[Items listed in a dataset]
************

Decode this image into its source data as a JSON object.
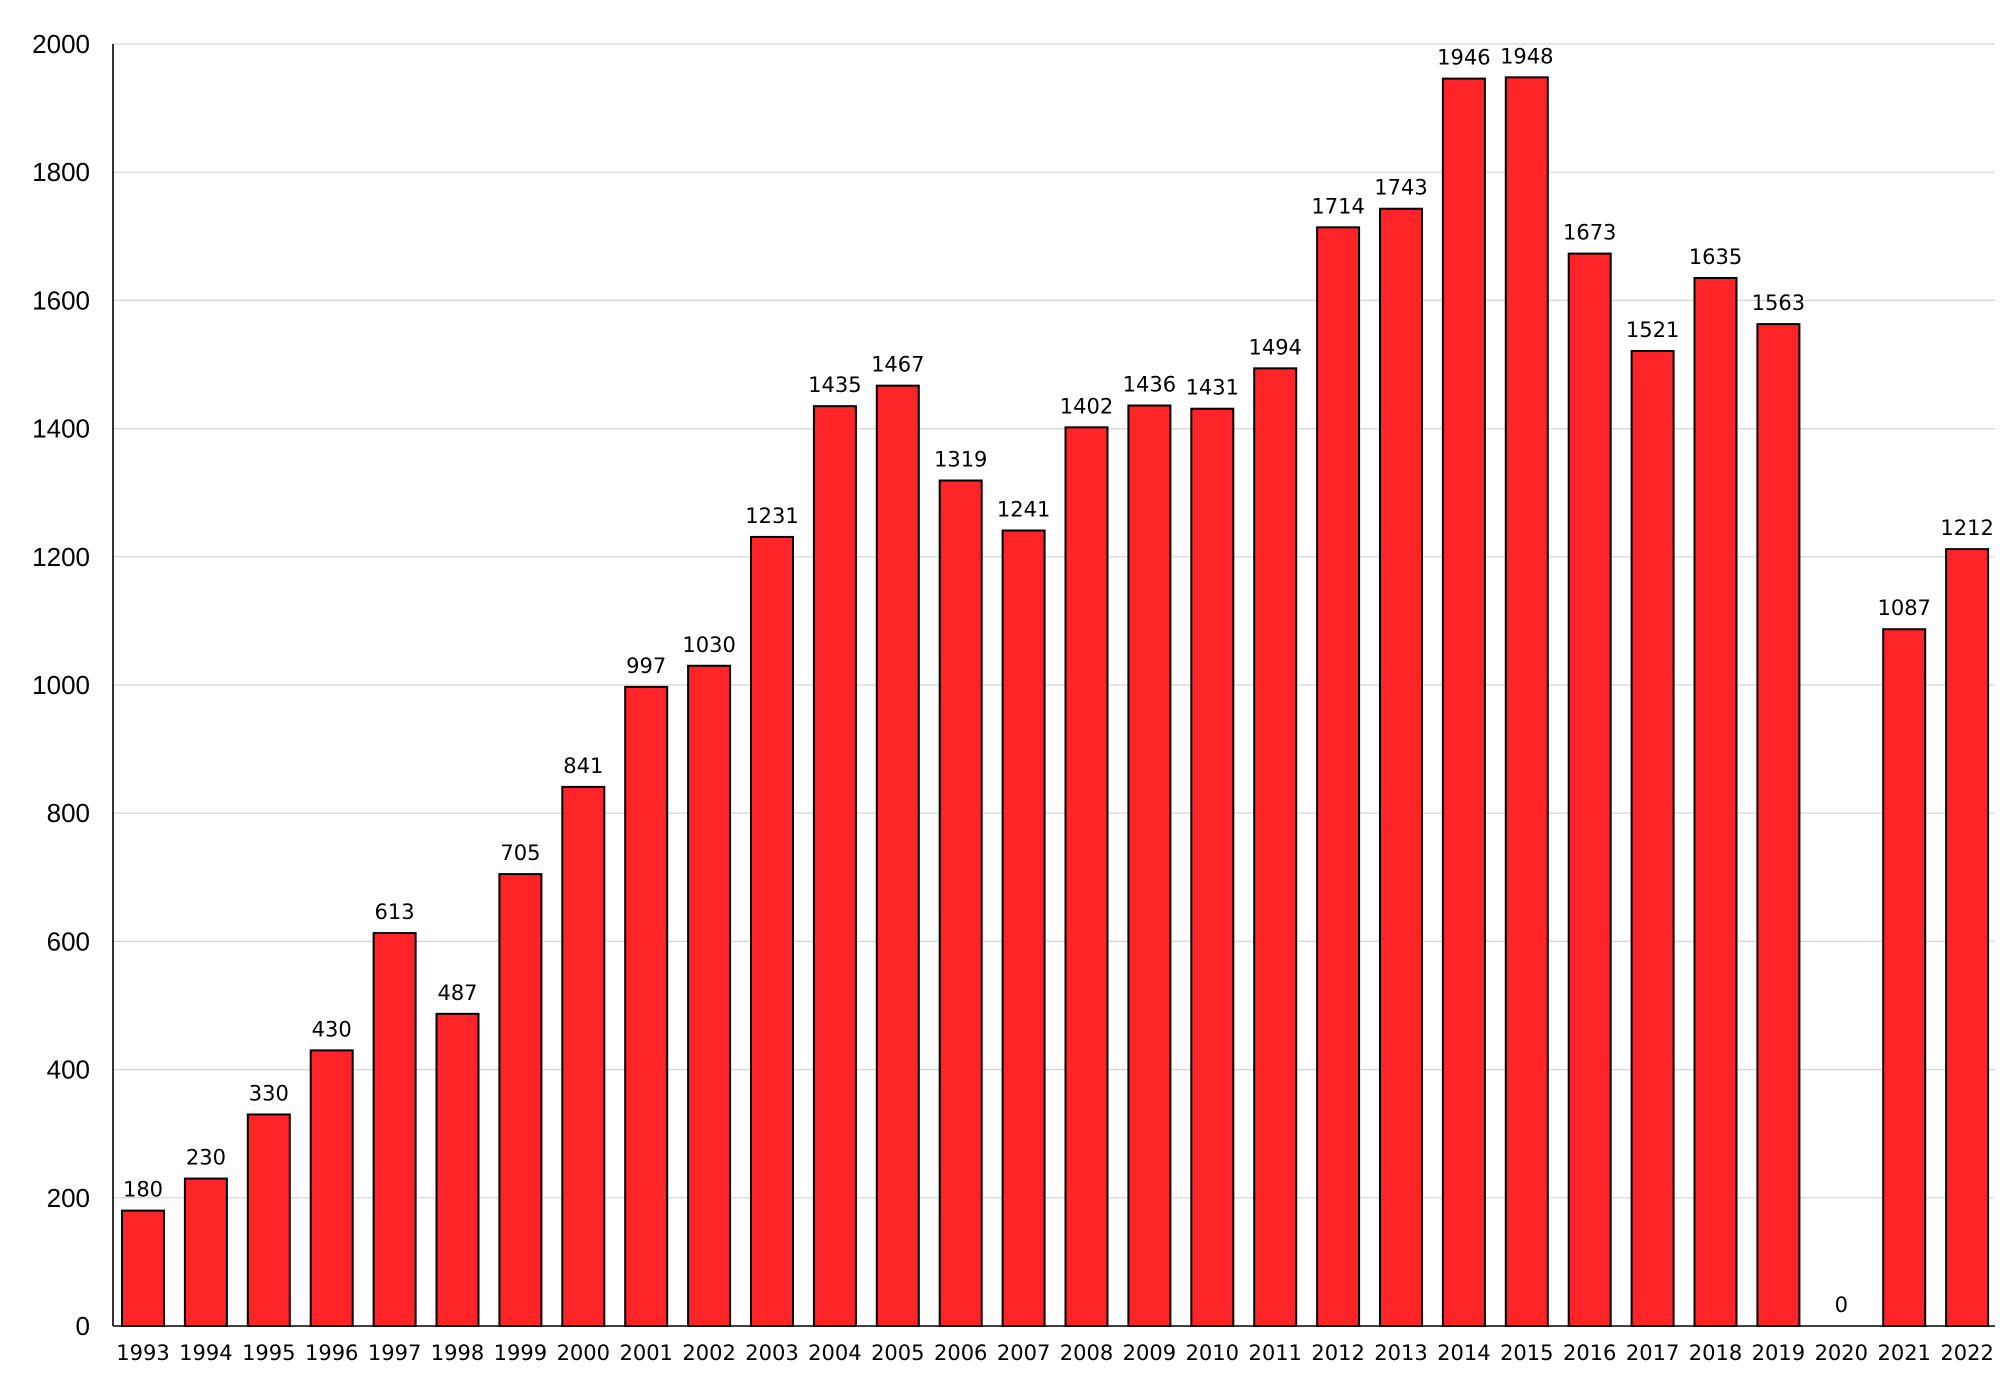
{
  "chart_data": {
    "type": "bar",
    "title": "",
    "xlabel": "",
    "ylabel": "",
    "ylim": [
      0,
      2000
    ],
    "yticks": [
      0,
      200,
      400,
      600,
      800,
      1000,
      1200,
      1400,
      1600,
      1800,
      2000
    ],
    "grid": true,
    "legend": "none",
    "bar_color": "#ff2428",
    "bar_edge_color": "#000000",
    "categories": [
      "1993",
      "1994",
      "1995",
      "1996",
      "1997",
      "1998",
      "1999",
      "2000",
      "2001",
      "2002",
      "2003",
      "2004",
      "2005",
      "2006",
      "2007",
      "2008",
      "2009",
      "2010",
      "2011",
      "2012",
      "2013",
      "2014",
      "2015",
      "2016",
      "2017",
      "2018",
      "2019",
      "2020",
      "2021",
      "2022"
    ],
    "values": [
      180,
      230,
      330,
      430,
      613,
      487,
      705,
      841,
      997,
      1030,
      1231,
      1435,
      1467,
      1319,
      1241,
      1402,
      1436,
      1431,
      1494,
      1714,
      1743,
      1946,
      1948,
      1673,
      1521,
      1635,
      1563,
      0,
      1087,
      1212
    ],
    "data_labels": [
      "180",
      "230",
      "330",
      "430",
      "613",
      "487",
      "705",
      "841",
      "997",
      "1030",
      "1231",
      "1435",
      "1467",
      "1319",
      "1241",
      "1402",
      "1436",
      "1431",
      "1494",
      "1714",
      "1743",
      "1946",
      "1948",
      "1673",
      "1521",
      "1635",
      "1563",
      "0",
      "1087",
      "1212"
    ]
  }
}
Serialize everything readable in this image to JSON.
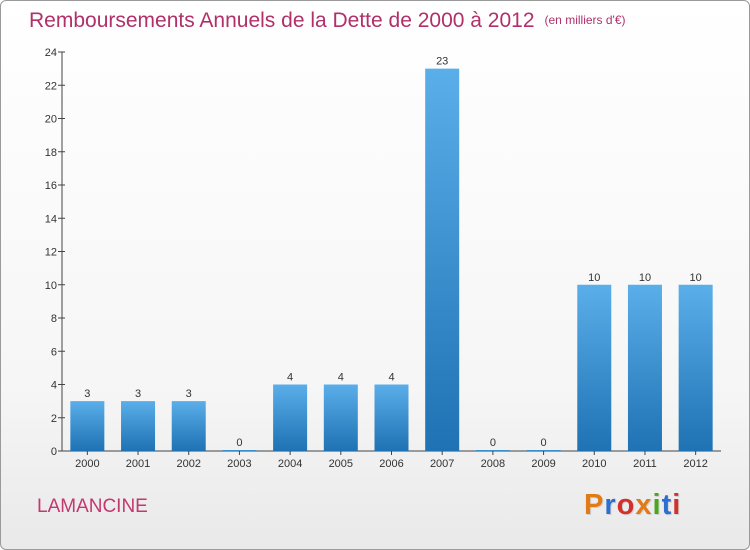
{
  "title": "Remboursements Annuels de la Dette de 2000 à 2012",
  "subtitle": "(en milliers d'€)",
  "commune": "LAMANCINE",
  "brand": "Proxiti",
  "colors": {
    "title": "#b0306a",
    "bar_top": "#5aaee9",
    "bar_bottom": "#1f72b3",
    "brand_letters": [
      "#e07b17",
      "#2a6fd1",
      "#d0312d",
      "#e07b17",
      "#4aa51f",
      "#2a6fd1",
      "#d0312d"
    ]
  },
  "chart_data": {
    "type": "bar",
    "categories": [
      "2000",
      "2001",
      "2002",
      "2003",
      "2004",
      "2005",
      "2006",
      "2007",
      "2008",
      "2009",
      "2010",
      "2011",
      "2012"
    ],
    "values": [
      3,
      3,
      3,
      0,
      4,
      4,
      4,
      23,
      0,
      0,
      10,
      10,
      10
    ],
    "data_labels": [
      "3",
      "3",
      "3",
      "0",
      "4",
      "4",
      "4",
      "23",
      "0",
      "0",
      "10",
      "10",
      "10"
    ],
    "title": "Remboursements Annuels de la Dette de 2000 à 2012",
    "xlabel": "",
    "ylabel": "",
    "ylim": [
      0,
      24
    ],
    "yticks": [
      0,
      2,
      4,
      6,
      8,
      10,
      12,
      14,
      16,
      18,
      20,
      22,
      24
    ],
    "grid": false,
    "legend": "none"
  }
}
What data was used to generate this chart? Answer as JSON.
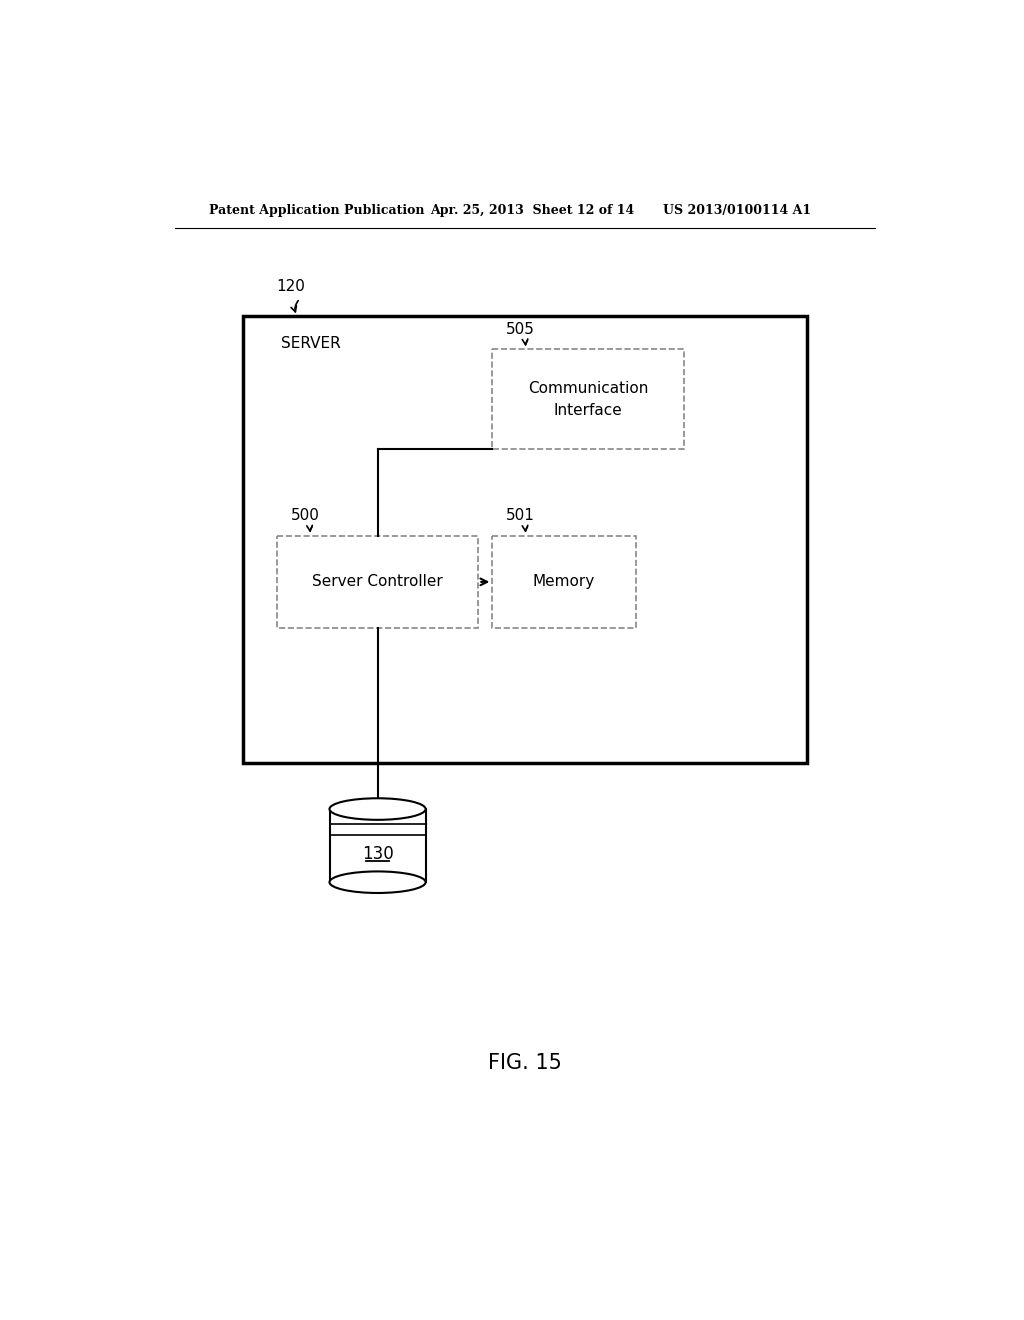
{
  "header_left": "Patent Application Publication",
  "header_mid": "Apr. 25, 2013  Sheet 12 of 14",
  "header_right": "US 2013/0100114 A1",
  "fig_label": "FIG. 15",
  "server_label": "SERVER",
  "server_ref": "120",
  "comm_label": "Communication\nInterface",
  "comm_ref": "505",
  "ctrl_label": "Server Controller",
  "ctrl_ref": "500",
  "mem_label": "Memory",
  "mem_ref": "501",
  "db_ref": "130",
  "bg_color": "#ffffff",
  "line_color": "#000000",
  "box_line_color": "#888888"
}
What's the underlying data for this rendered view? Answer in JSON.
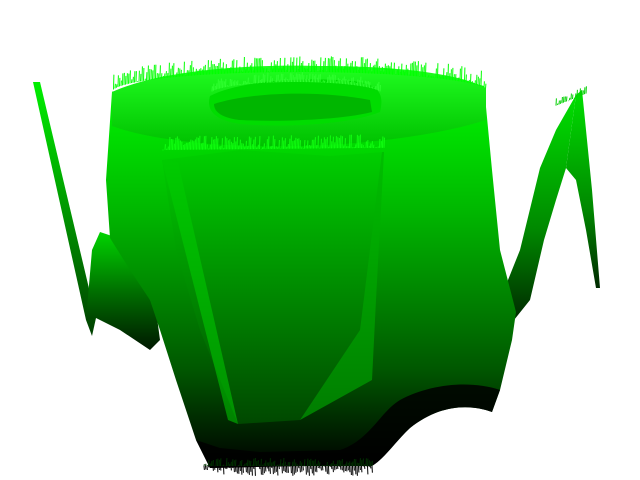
{
  "scene": {
    "background_color": "#ffffff",
    "surface_colors": {
      "bright": "#00ff00",
      "mid": "#00a000",
      "dark": "#003a00",
      "shadow": "#000000"
    },
    "object": "3d-surface-green"
  }
}
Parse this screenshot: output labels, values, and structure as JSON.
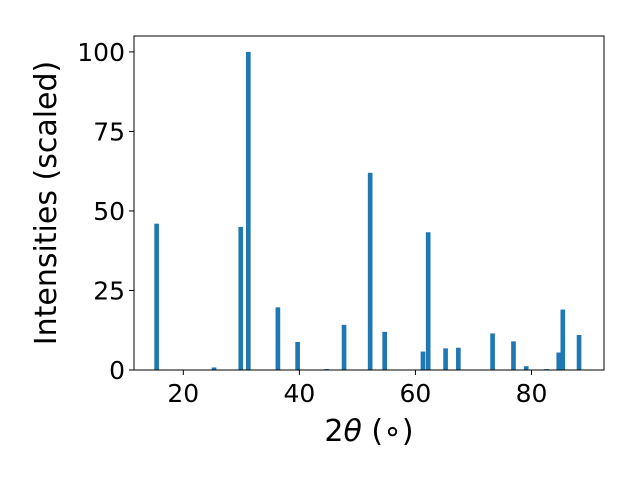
{
  "chart_data": {
    "type": "bar",
    "xlabel_prefix": "2",
    "xlabel_symbol": "θ",
    "xlabel_suffix": " (∘)",
    "ylabel": "Intensities (scaled)",
    "xlim": [
      11.5,
      92.5
    ],
    "ylim": [
      0,
      105
    ],
    "x_ticks": [
      20,
      40,
      60,
      80
    ],
    "y_ticks": [
      0,
      25,
      50,
      75,
      100
    ],
    "bar_color": "#1f77b4",
    "bar_width_data_units": 0.8,
    "grid": false,
    "legend": "none",
    "bars": [
      {
        "x": 15.4,
        "y": 46
      },
      {
        "x": 25.3,
        "y": 0.8
      },
      {
        "x": 29.9,
        "y": 45
      },
      {
        "x": 31.2,
        "y": 100
      },
      {
        "x": 36.3,
        "y": 19.7
      },
      {
        "x": 39.7,
        "y": 8.8
      },
      {
        "x": 44.7,
        "y": 0.3
      },
      {
        "x": 47.7,
        "y": 14.2
      },
      {
        "x": 52.2,
        "y": 62
      },
      {
        "x": 54.7,
        "y": 12
      },
      {
        "x": 61.3,
        "y": 5.8
      },
      {
        "x": 62.2,
        "y": 43.3
      },
      {
        "x": 65.2,
        "y": 6.8
      },
      {
        "x": 67.4,
        "y": 7
      },
      {
        "x": 73.3,
        "y": 11.5
      },
      {
        "x": 76.9,
        "y": 9
      },
      {
        "x": 79.1,
        "y": 1.2
      },
      {
        "x": 82.6,
        "y": 0.3
      },
      {
        "x": 84.7,
        "y": 5.5
      },
      {
        "x": 85.4,
        "y": 19
      },
      {
        "x": 88.2,
        "y": 11
      }
    ]
  }
}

************

**Task to complete:**
Reproduce the data above in full, exactly as it is, with the pictures left out.

**Answer for the task:**
Decode this image into its source data as a JSON object.
{
  "chart_data": {
    "type": "bar",
    "title": "",
    "xlabel": "",
    "ylabel": "",
    "ylim": [
      0,
      2000
    ],
    "yticks": [
      0,
      200,
      400,
      600,
      800,
      1000,
      1200,
      1400,
      1600,
      1800,
      2000
    ],
    "grid": true,
    "legend": "none",
    "bar_color": "#ff2428",
    "bar_edge_color": "#000000",
    "categories": [
      "1993",
      "1994",
      "1995",
      "1996",
      "1997",
      "1998",
      "1999",
      "2000",
      "2001",
      "2002",
      "2003",
      "2004",
      "2005",
      "2006",
      "2007",
      "2008",
      "2009",
      "2010",
      "2011",
      "2012",
      "2013",
      "2014",
      "2015",
      "2016",
      "2017",
      "2018",
      "2019",
      "2020",
      "2021",
      "2022"
    ],
    "values": [
      180,
      230,
      330,
      430,
      613,
      487,
      705,
      841,
      997,
      1030,
      1231,
      1435,
      1467,
      1319,
      1241,
      1402,
      1436,
      1431,
      1494,
      1714,
      1743,
      1946,
      1948,
      1673,
      1521,
      1635,
      1563,
      0,
      1087,
      1212
    ],
    "data_labels": [
      "180",
      "230",
      "330",
      "430",
      "613",
      "487",
      "705",
      "841",
      "997",
      "1030",
      "1231",
      "1435",
      "1467",
      "1319",
      "1241",
      "1402",
      "1436",
      "1431",
      "1494",
      "1714",
      "1743",
      "1946",
      "1948",
      "1673",
      "1521",
      "1635",
      "1563",
      "0",
      "1087",
      "1212"
    ]
  }
}
Serialize everything readable in this image to JSON.
{
  "title": "Remboursements Annuels de la Dette de 2000 à 2012",
  "subtitle": "(en milliers d'€)",
  "commune": "LAMANCINE",
  "brand": "Proxiti",
  "colors": {
    "title": "#b0306a",
    "bar_top": "#5aaee9",
    "bar_bottom": "#1f72b3",
    "brand_letters": [
      "#e07b17",
      "#2a6fd1",
      "#d0312d",
      "#e07b17",
      "#4aa51f",
      "#2a6fd1",
      "#d0312d"
    ]
  },
  "chart_data": {
    "type": "bar",
    "categories": [
      "2000",
      "2001",
      "2002",
      "2003",
      "2004",
      "2005",
      "2006",
      "2007",
      "2008",
      "2009",
      "2010",
      "2011",
      "2012"
    ],
    "values": [
      3,
      3,
      3,
      0,
      4,
      4,
      4,
      23,
      0,
      0,
      10,
      10,
      10
    ],
    "data_labels": [
      "3",
      "3",
      "3",
      "0",
      "4",
      "4",
      "4",
      "23",
      "0",
      "0",
      "10",
      "10",
      "10"
    ],
    "title": "Remboursements Annuels de la Dette de 2000 à 2012",
    "xlabel": "",
    "ylabel": "",
    "ylim": [
      0,
      24
    ],
    "yticks": [
      0,
      2,
      4,
      6,
      8,
      10,
      12,
      14,
      16,
      18,
      20,
      22,
      24
    ],
    "grid": false,
    "legend": "none"
  }
}
What data was used to generate this chart? Answer as JSON.
{
  "header_left": "Patent Application Publication",
  "header_mid": "Apr. 25, 2013  Sheet 12 of 14",
  "header_right": "US 2013/0100114 A1",
  "fig_label": "FIG. 15",
  "server_label": "SERVER",
  "server_ref": "120",
  "comm_label": "Communication\nInterface",
  "comm_ref": "505",
  "ctrl_label": "Server Controller",
  "ctrl_ref": "500",
  "mem_label": "Memory",
  "mem_ref": "501",
  "db_ref": "130",
  "bg_color": "#ffffff",
  "line_color": "#000000",
  "box_line_color": "#888888"
}
What's the underlying data for this rendered view? Answer in JSON.
{
  "scene": {
    "background_color": "#ffffff",
    "surface_colors": {
      "bright": "#00ff00",
      "mid": "#00a000",
      "dark": "#003a00",
      "shadow": "#000000"
    },
    "object": "3d-surface-green"
  }
}
Parse this screenshot: output labels, values, and structure as JSON.
{
  "chart_data": {
    "type": "bar",
    "xlabel_prefix": "2",
    "xlabel_symbol": "θ",
    "xlabel_suffix": " (∘)",
    "ylabel": "Intensities (scaled)",
    "xlim": [
      11.5,
      92.5
    ],
    "ylim": [
      0,
      105
    ],
    "x_ticks": [
      20,
      40,
      60,
      80
    ],
    "y_ticks": [
      0,
      25,
      50,
      75,
      100
    ],
    "bar_color": "#1f77b4",
    "bar_width_data_units": 0.8,
    "grid": false,
    "legend": "none",
    "bars": [
      {
        "x": 15.4,
        "y": 46
      },
      {
        "x": 25.3,
        "y": 0.8
      },
      {
        "x": 29.9,
        "y": 45
      },
      {
        "x": 31.2,
        "y": 100
      },
      {
        "x": 36.3,
        "y": 19.7
      },
      {
        "x": 39.7,
        "y": 8.8
      },
      {
        "x": 44.7,
        "y": 0.3
      },
      {
        "x": 47.7,
        "y": 14.2
      },
      {
        "x": 52.2,
        "y": 62
      },
      {
        "x": 54.7,
        "y": 12
      },
      {
        "x": 61.3,
        "y": 5.8
      },
      {
        "x": 62.2,
        "y": 43.3
      },
      {
        "x": 65.2,
        "y": 6.8
      },
      {
        "x": 67.4,
        "y": 7
      },
      {
        "x": 73.3,
        "y": 11.5
      },
      {
        "x": 76.9,
        "y": 9
      },
      {
        "x": 79.1,
        "y": 1.2
      },
      {
        "x": 82.6,
        "y": 0.3
      },
      {
        "x": 84.7,
        "y": 5.5
      },
      {
        "x": 85.4,
        "y": 19
      },
      {
        "x": 88.2,
        "y": 11
      }
    ]
  }
}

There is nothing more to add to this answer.